:: DATA PROVIDED
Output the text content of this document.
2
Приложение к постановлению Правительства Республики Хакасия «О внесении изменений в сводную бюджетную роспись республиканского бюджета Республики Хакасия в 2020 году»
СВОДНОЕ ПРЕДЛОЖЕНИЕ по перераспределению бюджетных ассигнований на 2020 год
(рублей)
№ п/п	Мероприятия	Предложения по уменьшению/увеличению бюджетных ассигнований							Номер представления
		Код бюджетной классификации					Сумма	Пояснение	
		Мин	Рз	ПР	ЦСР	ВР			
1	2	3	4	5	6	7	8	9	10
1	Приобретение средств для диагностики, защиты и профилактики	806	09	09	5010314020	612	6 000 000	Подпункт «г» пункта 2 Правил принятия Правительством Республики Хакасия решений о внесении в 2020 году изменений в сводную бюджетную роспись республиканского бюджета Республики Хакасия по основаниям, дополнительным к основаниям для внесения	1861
::::
**GOAL:** Output each record exactly, leaving nothing out.

**RESPONSE:**
Output the text content of this document.
2
Приложение к постановлению Правительства Республики Хакасия «О внесении изменений в сводную бюджетную роспись республиканского бюджета Республики Хакасия в 2020 году»
СВОДНОЕ ПРЕДЛОЖЕНИЕ по перераспределению бюджетных ассигнований на 2020 год
(рублей)
№ п/п	Мероприятия	Предложения по уменьшению/увеличению бюджетных ассигнований							Номер представления
		Код бюджетной классификации					Сумма	Пояснение	
		Мин	Рз	ПР	ЦСР	ВР			
1	2	3	4	5	6	7	8	9	10
1	Приобретение средств для диагностики, защиты и профилактики	806	09	09	5010314020	612	6 000 000	Подпункт «г» пункта 2 Правил принятия Правительством Республики Хакасия решений о внесении в 2020 году изменений в сводную бюджетную роспись республиканского бюджета Республики Хакасия по основаниям, дополнительным к основаниям для внесения	1861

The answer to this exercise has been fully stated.